AIM
The data below must be copied in full and without any change.
-- begin --
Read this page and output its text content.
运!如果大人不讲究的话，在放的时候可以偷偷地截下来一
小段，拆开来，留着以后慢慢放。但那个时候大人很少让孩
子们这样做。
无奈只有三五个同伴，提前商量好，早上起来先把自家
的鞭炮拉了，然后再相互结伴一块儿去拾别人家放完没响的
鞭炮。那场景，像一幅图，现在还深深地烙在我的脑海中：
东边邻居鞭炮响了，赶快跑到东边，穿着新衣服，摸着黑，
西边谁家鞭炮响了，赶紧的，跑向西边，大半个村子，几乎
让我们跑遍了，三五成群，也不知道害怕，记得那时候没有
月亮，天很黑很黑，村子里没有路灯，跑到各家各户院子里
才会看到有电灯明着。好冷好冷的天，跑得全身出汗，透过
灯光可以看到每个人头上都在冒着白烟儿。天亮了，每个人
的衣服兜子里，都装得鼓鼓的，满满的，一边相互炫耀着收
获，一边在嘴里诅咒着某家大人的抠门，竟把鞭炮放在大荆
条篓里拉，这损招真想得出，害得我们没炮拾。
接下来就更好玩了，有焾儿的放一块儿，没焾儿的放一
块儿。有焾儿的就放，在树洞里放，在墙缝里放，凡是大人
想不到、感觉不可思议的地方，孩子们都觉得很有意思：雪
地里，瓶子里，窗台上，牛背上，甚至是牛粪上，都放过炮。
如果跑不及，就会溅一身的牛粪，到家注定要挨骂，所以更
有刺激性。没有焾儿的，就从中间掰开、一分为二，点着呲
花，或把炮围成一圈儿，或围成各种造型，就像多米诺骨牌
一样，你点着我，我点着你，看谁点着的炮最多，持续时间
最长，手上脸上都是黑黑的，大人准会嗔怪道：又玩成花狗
-- end --
TASK RESPONSE
Read this page and output its text content.
运!如果大人不讲究的话，在放的时候可以偷偷地截下来一
小段，拆开来，留着以后慢慢放。但那个时候大人很少让孩
子们这样做。
无奈只有三五个同伴，提前商量好，早上起来先把自家
的鞭炮拉了，然后再相互结伴一块儿去拾别人家放完没响的
鞭炮。那场景，像一幅图，现在还深深地烙在我的脑海中：
东边邻居鞭炮响了，赶快跑到东边，穿着新衣服，摸着黑，
西边谁家鞭炮响了，赶紧的，跑向西边，大半个村子，几乎
让我们跑遍了，三五成群，也不知道害怕，记得那时候没有
月亮，天很黑很黑，村子里没有路灯，跑到各家各户院子里
才会看到有电灯明着。好冷好冷的天，跑得全身出汗，透过
灯光可以看到每个人头上都在冒着白烟儿。天亮了，每个人
的衣服兜子里，都装得鼓鼓的，满满的，一边相互炫耀着收
获，一边在嘴里诅咒着某家大人的抠门，竟把鞭炮放在大荆
条篓里拉，这损招真想得出，害得我们没炮拾。
接下来就更好玩了，有焾儿的放一块儿，没焾儿的放一
块儿。有焾儿的就放，在树洞里放，在墙缝里放，凡是大人
想不到、感觉不可思议的地方，孩子们都觉得很有意思：雪
地里，瓶子里，窗台上，牛背上，甚至是牛粪上，都放过炮。
如果跑不及，就会溅一身的牛粪，到家注定要挨骂，所以更
有刺激性。没有焾儿的，就从中间掰开、一分为二，点着呲
花，或把炮围成一圈儿，或围成各种造型，就像多米诺骨牌
一样，你点着我，我点着你，看谁点着的炮最多，持续时间
最长，手上脸上都是黑黑的，大人准会嗔怪道：又玩成花狗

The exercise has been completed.